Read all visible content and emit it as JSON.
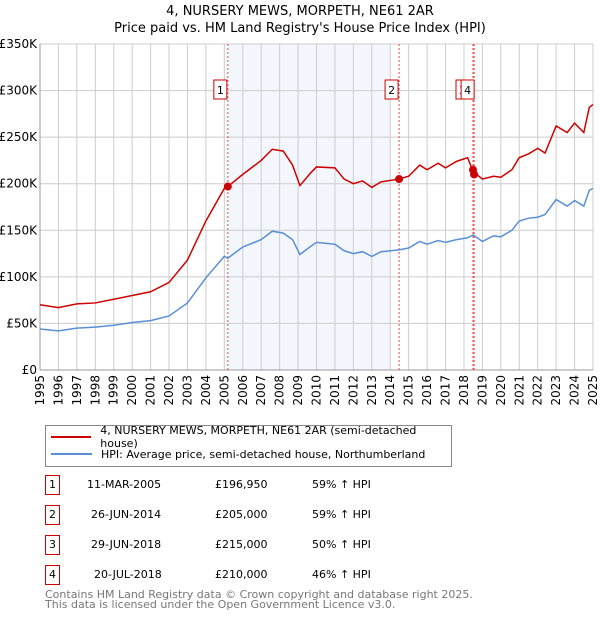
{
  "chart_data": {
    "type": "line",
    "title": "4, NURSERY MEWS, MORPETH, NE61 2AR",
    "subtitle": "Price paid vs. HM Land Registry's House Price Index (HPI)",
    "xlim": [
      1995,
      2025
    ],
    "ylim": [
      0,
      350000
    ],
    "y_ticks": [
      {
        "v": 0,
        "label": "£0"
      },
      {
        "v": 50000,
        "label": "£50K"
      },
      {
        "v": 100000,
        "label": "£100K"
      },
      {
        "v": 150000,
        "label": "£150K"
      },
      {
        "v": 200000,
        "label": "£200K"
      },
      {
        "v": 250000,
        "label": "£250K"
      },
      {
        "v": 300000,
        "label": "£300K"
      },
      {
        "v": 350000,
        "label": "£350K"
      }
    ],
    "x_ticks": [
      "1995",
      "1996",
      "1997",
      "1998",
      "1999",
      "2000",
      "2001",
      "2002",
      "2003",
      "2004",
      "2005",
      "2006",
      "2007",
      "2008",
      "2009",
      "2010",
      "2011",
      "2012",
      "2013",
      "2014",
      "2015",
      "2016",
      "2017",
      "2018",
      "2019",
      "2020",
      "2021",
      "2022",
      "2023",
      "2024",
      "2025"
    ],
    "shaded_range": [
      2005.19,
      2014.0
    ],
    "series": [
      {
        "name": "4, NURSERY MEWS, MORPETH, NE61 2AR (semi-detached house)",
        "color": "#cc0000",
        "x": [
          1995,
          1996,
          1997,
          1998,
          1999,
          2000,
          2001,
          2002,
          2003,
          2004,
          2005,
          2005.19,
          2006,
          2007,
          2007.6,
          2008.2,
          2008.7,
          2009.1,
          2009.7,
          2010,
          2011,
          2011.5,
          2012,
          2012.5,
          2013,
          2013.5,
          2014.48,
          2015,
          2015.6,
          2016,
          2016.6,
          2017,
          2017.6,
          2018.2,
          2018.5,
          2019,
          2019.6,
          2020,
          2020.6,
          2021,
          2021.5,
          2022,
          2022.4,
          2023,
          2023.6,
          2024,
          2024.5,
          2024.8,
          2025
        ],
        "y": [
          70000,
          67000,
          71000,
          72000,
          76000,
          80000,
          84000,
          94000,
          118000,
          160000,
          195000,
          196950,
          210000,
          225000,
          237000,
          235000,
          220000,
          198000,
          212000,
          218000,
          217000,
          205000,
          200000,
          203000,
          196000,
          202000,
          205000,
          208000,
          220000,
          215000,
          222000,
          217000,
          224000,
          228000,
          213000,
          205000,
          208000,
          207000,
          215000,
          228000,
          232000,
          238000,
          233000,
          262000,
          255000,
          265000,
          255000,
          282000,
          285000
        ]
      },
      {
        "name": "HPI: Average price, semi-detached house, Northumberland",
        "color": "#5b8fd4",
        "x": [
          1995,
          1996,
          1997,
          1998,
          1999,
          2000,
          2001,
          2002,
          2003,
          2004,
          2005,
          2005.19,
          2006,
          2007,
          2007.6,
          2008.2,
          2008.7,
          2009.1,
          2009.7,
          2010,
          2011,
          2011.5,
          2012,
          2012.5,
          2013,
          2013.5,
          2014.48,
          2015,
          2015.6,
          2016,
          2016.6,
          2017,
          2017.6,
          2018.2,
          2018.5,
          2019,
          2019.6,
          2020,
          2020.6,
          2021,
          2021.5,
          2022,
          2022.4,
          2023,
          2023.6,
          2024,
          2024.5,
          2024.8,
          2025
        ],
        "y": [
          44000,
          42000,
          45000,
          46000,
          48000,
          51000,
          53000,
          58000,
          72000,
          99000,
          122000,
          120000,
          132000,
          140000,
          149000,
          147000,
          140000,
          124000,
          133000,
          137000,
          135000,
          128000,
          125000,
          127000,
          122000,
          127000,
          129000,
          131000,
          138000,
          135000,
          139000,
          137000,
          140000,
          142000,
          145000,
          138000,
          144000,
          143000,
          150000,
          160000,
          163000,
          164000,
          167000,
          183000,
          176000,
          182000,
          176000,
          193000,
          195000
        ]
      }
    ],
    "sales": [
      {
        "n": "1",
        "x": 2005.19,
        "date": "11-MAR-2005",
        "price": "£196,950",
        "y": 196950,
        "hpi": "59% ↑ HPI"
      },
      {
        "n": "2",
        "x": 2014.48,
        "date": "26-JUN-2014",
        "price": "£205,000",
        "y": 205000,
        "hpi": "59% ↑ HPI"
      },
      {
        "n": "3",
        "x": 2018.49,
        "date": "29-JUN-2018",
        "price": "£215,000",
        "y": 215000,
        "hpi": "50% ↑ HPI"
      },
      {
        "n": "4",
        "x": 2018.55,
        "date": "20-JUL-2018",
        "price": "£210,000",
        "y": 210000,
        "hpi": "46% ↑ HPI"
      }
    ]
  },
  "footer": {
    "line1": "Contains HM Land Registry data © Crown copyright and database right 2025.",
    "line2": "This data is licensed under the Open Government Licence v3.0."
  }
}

§ §

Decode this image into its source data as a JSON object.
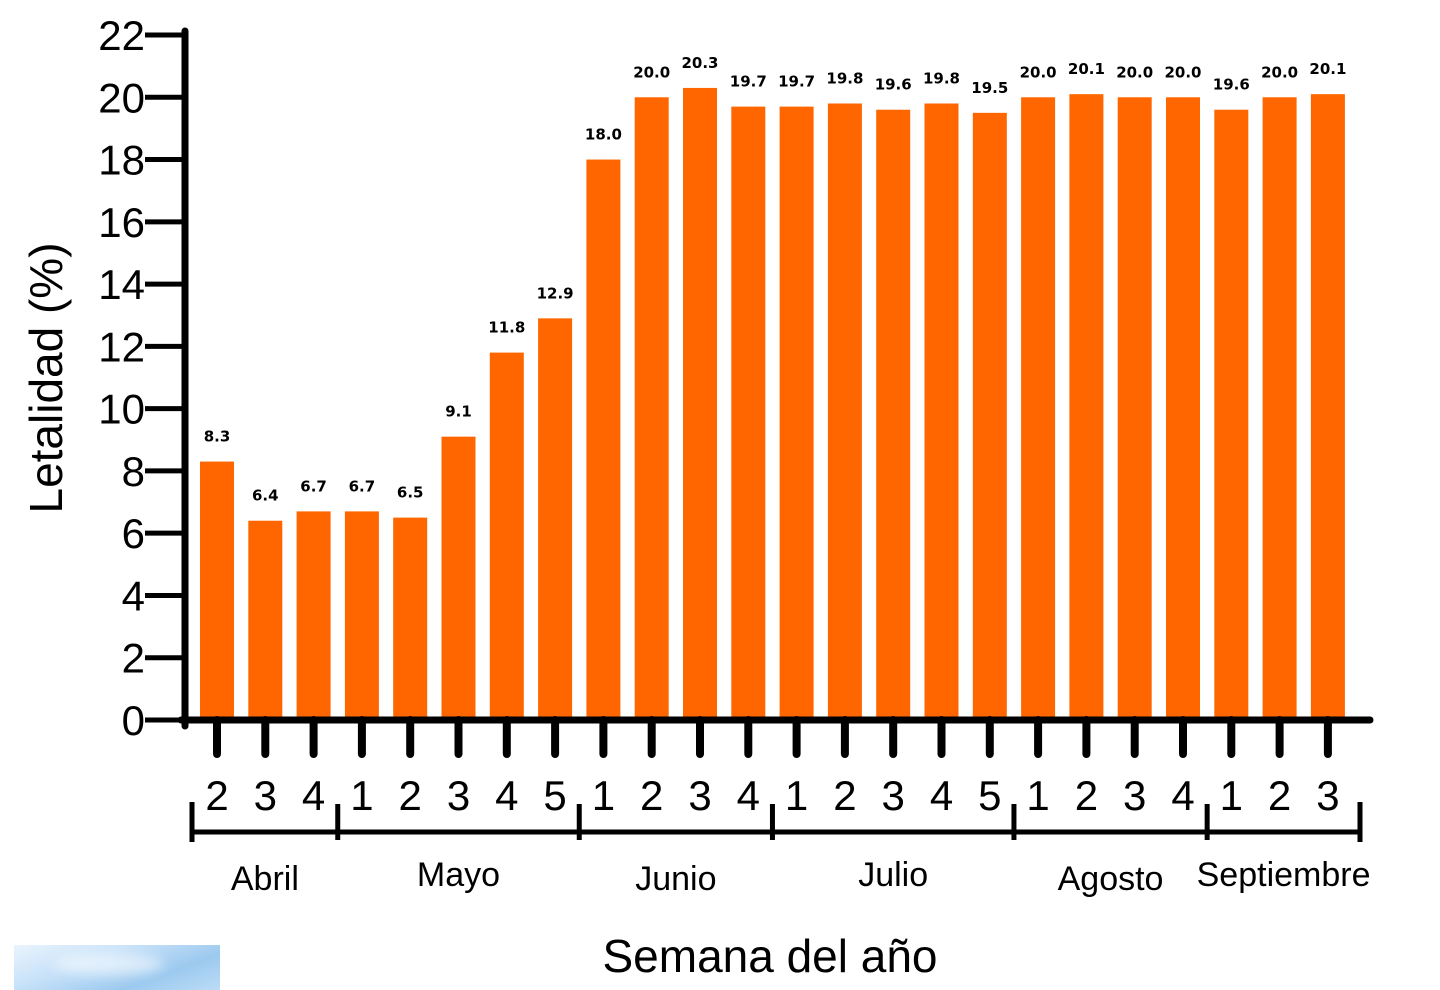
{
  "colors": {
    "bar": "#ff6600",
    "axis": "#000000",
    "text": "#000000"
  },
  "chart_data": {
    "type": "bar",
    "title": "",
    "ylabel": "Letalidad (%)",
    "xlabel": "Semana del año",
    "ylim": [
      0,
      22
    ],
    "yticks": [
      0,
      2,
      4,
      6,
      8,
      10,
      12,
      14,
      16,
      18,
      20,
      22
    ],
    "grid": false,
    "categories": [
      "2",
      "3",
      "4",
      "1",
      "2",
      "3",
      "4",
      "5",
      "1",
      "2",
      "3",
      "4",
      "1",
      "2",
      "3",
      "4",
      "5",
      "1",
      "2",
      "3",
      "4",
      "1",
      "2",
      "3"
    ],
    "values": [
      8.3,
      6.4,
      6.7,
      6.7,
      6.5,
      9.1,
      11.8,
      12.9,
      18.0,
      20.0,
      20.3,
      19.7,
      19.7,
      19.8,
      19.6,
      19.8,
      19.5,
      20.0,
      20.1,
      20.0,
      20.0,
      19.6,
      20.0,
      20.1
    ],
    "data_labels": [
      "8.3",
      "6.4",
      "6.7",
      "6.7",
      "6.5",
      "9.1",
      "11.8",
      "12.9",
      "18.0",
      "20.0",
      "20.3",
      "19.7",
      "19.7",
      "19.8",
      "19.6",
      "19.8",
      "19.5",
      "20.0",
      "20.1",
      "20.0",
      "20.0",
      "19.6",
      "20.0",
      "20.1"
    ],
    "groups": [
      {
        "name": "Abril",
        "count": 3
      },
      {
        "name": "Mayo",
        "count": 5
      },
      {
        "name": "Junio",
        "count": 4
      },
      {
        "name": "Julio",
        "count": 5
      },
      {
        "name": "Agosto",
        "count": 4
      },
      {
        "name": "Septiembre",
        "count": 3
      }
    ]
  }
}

§ §

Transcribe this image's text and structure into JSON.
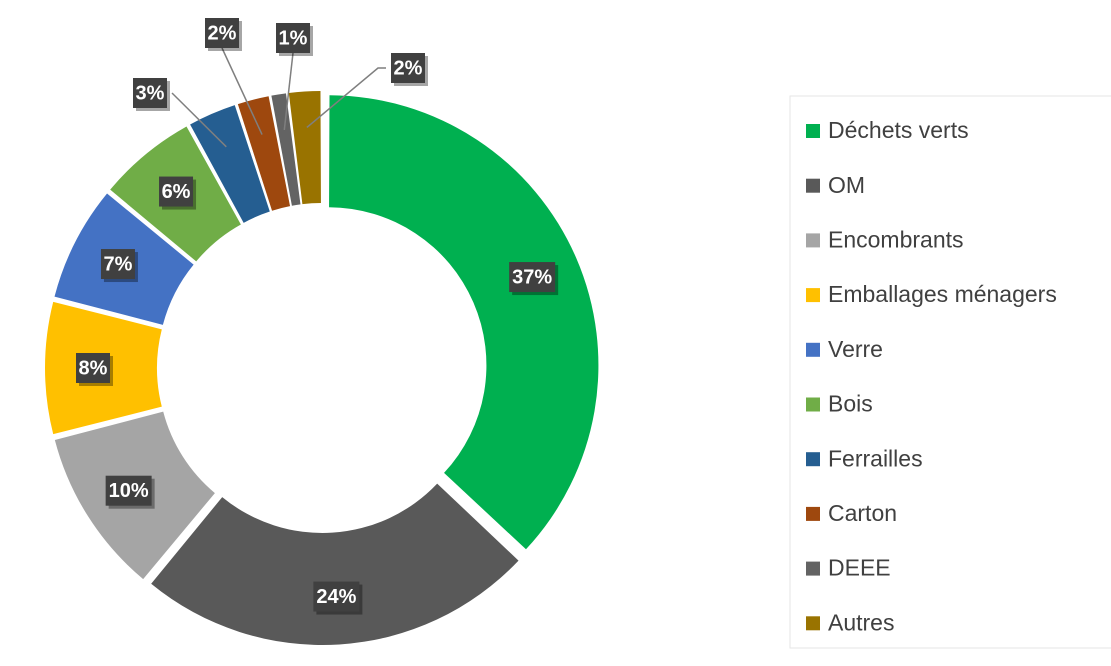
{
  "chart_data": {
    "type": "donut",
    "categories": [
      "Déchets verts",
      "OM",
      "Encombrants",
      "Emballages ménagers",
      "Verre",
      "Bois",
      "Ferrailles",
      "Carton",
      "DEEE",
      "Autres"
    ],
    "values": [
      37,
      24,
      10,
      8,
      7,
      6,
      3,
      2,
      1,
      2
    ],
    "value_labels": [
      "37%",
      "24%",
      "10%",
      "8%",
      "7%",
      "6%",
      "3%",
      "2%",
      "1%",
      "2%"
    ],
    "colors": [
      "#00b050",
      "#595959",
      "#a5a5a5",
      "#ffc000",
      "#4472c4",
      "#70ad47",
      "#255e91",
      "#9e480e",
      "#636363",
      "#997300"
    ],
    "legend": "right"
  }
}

§ §

Search the entries for the word "right" and copy every line that has it.

OUTPUT
    "line1": "Contains HM Land Registry data © Crown copyright and database right 2025.",
    "legend": "right"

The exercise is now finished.